— Your instructions —
In the items that follow, begin at the line that contains "preparer-label: تهیه کننده" and stop after the line that contains "entry-behavior-label: رفتار ورودی". Reproduce only those lines, changing "check-icon" to "tick-icon" and leaving everything else as it stands.
****
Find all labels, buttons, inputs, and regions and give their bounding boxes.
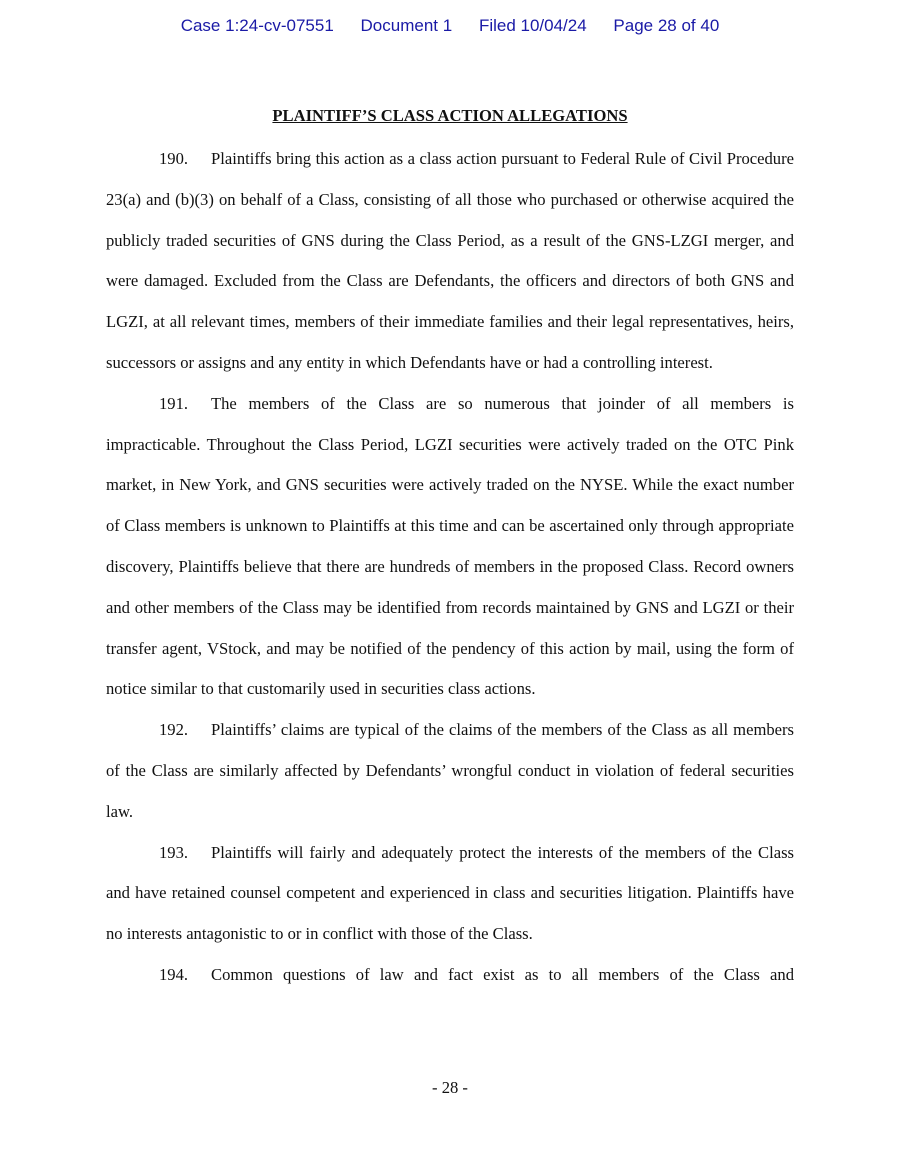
page-count: Page 28 of 40 <box>613 16 720 35</box>
paragraph-number: 190. <box>159 149 189 168</box>
document-body <box>106 102 794 996</box>
paragraph-194 <box>106 955 794 996</box>
paragraph-193 <box>106 833 794 955</box>
paragraph-190 <box>106 139 794 384</box>
paragraph-text: Plaintiffs will fairly and adequately protect the interests of the members of the Class and have retained counsel competent and experienced in class and securities litigation. Plaintiffs have no interests antagonistic to or in conflict with those of the Class. <box>106 842 794 944</box>
paragraph-text: Plaintiffs bring this action as a class action pursuant to Federal Rule of Civil Procedure 23(a) and (b)(3) on behalf of a Class, consisting of all those who purchased or otherwise acquired the publicly traded securities of GNS during the Class Period, as a result of the GNS-LZGI merger, and were damaged. Excluded from the Class are Defendants, the officers and directors of both GNS and LGZI, at all relevant times, members of their immediate families and their legal representatives, heirs, successors or assigns and any entity in which Defendants have or had a controlling interest. <box>106 149 794 372</box>
ecf-header <box>0 16 900 36</box>
paragraph-191 <box>106 384 794 710</box>
paragraph-text: The members of the Class are so numerous that joinder of all members is impracticable. Throughout the Class Period, LGZI securities were actively traded on the OTC Pink market, in New York, and GNS securities were actively traded on the NYSE. While the exact number of Class members is unknown to Plaintiffs at this time and can be ascertained only through appropriate discovery, Plaintiffs believe that there are hundreds of members in the proposed Class. Record owners and other members of the Class may be identified from records maintained by GNS and LGZI or their transfer agent, VStock, and may be notified of the pendency of this action by mail, using the form of notice similar to that customarily used in securities class actions. <box>106 393 794 699</box>
filed-date: Filed 10/04/24 <box>478 16 587 35</box>
section-title: PLAINTIFF’S CLASS ACTION ALLEGATIONS <box>272 106 628 125</box>
paragraph-number: 192. <box>159 720 189 740</box>
paragraph-text: Common questions of law and fact exist as to all members of the Class and <box>211 964 794 984</box>
paragraph-number: 191. <box>159 393 189 413</box>
paragraph-number: 193. <box>159 842 189 862</box>
document-number: Document 1 <box>360 16 453 35</box>
page-number-footer: - 28 - <box>432 1078 468 1097</box>
paragraph-number: 194. <box>159 964 189 984</box>
case-number: Case 1:24-cv-07551 <box>180 16 334 35</box>
paragraph-192 <box>106 710 794 832</box>
paragraph-text: Plaintiffs’ claims are typical of the claims of the members of the Class as all members of the Class are similarly affected by Defendants’ wrongful conduct in violation of federal securities law. <box>106 720 794 821</box>
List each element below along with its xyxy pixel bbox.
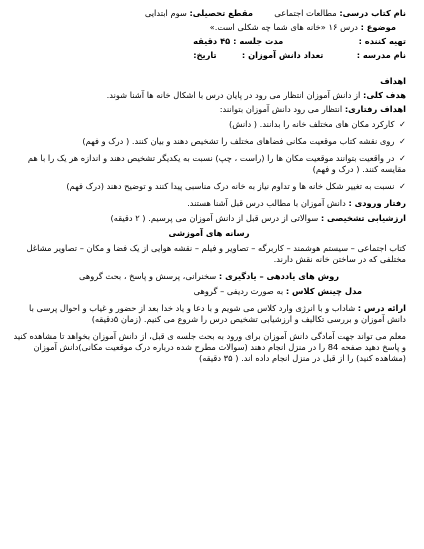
preparer-label: تهیه کننده : [358, 36, 406, 46]
behavioral-goals-text: انتظار می رود دانش آموزان بتوانند: [219, 104, 343, 114]
general-goal-label: هدف کلی: [363, 90, 406, 100]
diagnostic-assessment [12, 213, 406, 224]
check-icon: ✓ [399, 153, 406, 163]
teaching-methods [12, 271, 406, 282]
classroom-text: به صورت ردیفی – گروهی [193, 286, 284, 296]
goal-item-2: ✓ روی نقشه کتاب موقعیت مکانی فضاهای مختلف را تشخیص دهند و بیان کنند. ( درک و فهم) [82, 136, 406, 146]
entry-behavior-label: رفتار ورودی : [348, 198, 406, 208]
check-icon: ✓ [399, 181, 406, 191]
classroom-layout [12, 286, 406, 297]
classroom-label: مدل چینش کلاس : [285, 286, 362, 296]
behavioral-goals [12, 104, 406, 115]
book-label: نام کتاب درسی: [339, 8, 406, 18]
goal-item-1: ✓ کارکرد مکان های مختلف خانه را بدانند. ( دانش) [229, 119, 406, 129]
methods-label: روش های یاددهی – یادگیری : [218, 271, 340, 281]
media-heading: رسانه های آموزشی [168, 228, 250, 238]
behavioral-goals-label: اهداف رفتاری: [344, 104, 406, 114]
topic-line [12, 20, 406, 34]
book-grade-line [12, 6, 406, 20]
teacher-note: معلم می تواند جهت آمادگی دانش آموزان برای ورود به بحث جلسه ی قبل، از دانش آموزان بخواهد تا مشاهده کنید و پاسخ دهید صفحه 84 را در منزل انجام دهند (سوالات مطرح شده درباره درک موقعیت مکانی)دانش آموزان (مشاهده کنید) را از قبل در منزل انجام داده اند. ( ۳۵ دقیقه) [13, 331, 406, 363]
book-value: مطالعات اجتماعی [274, 8, 337, 18]
preparer-line [12, 34, 406, 48]
lesson-presentation [12, 303, 406, 325]
entry-behavior-text: دانش آموزان با مطالب درس قبل آشنا هستند. [187, 198, 346, 208]
check-icon: ✓ [399, 136, 406, 146]
diagnostic-label: ارزشیابی تشخیصی : [320, 213, 406, 223]
general-goal [12, 90, 406, 101]
goal-item-4: ✓ نسبت به تغییر شکل خانه ها و تداوم نیاز به خانه درک مناسبی پیدا کنند و توضیح دهند (درک فهم) [66, 181, 406, 191]
school-line [12, 48, 406, 62]
entry-behavior [12, 198, 406, 209]
presentation-label: ارائه درس : [357, 303, 406, 313]
methods-text: سخنرانی، پرسش و پاسخ ، بحث گروهی [78, 271, 217, 281]
students-label: تعداد دانش آموزان : [241, 50, 324, 60]
goals-heading: اهداف [380, 76, 406, 86]
check-icon: ✓ [399, 119, 406, 129]
grade-label: مقطع تحصیلی: [189, 8, 253, 18]
duration-label: مدت جلسه : ۴۵ دقیقه [193, 36, 284, 46]
lesson-header [12, 6, 406, 62]
school-label: نام مدرسه : [356, 50, 406, 60]
date-label: تاریخ: [193, 50, 217, 60]
grade-value: سوم ابتدایی [144, 8, 187, 18]
topic-label: موضوع : [360, 22, 396, 32]
media-text: کتاب اجتماعی – سیستم هوشمند – کاربرگه – تصاویر و فیلم – نقشه هوایی از یک فضا و مکان – تصاویر مشاغل مختلفی که در ساختن خانه نقش دارند. [26, 243, 406, 264]
presentation-text: شاداب و با انرژی وارد کلاس می شویم و با دعا و یاد خدا بعد از حضور و غیاب و احوال پرسی با دانش آموزان و بررسی تکالیف و ارزشیابی تشخیص درس را شروع می کنیم. (زمان ۵دقیقه) [29, 303, 406, 324]
topic-value: درس ۱۶ «خانه های شما چه شکلی است.» [209, 22, 358, 32]
general-goal-text: از دانش آموزان انتظار می رود در پایان درس با اشکال خانه ها آشنا شوند. [106, 90, 361, 100]
goal-item-3: ✓ در واقعیت بتوانند موقعیت مکان ها را (راست ، چپ) نسبت به یکدیگر تشخیص دهند و اندازه هر یک را با هم مقایسه کنند. ( درک و فهم) [27, 153, 406, 174]
diagnostic-text: سوالاتی از درس قبل از دانش آموزان می پرسیم. ( ۲ دقیقه) [110, 213, 319, 223]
****
— Answer to the exercise —
preparer-label: تهیه کننده : [358, 36, 406, 46]
behavioral-goals-text: انتظار می رود دانش آموزان بتوانند: [219, 104, 343, 114]
general-goal-label: هدف کلی: [363, 90, 406, 100]
diagnostic-assessment [12, 213, 406, 224]
tick-icon: ✓ [399, 153, 406, 163]
teaching-methods [12, 271, 406, 282]
classroom-text: به صورت ردیفی – گروهی [193, 286, 284, 296]
goal-item-2: ✓ روی نقشه کتاب موقعیت مکانی فضاهای مختلف را تشخیص دهند و بیان کنند. ( درک و فهم) [82, 136, 406, 146]
entry-behavior-label: رفتار ورودی : [348, 198, 406, 208]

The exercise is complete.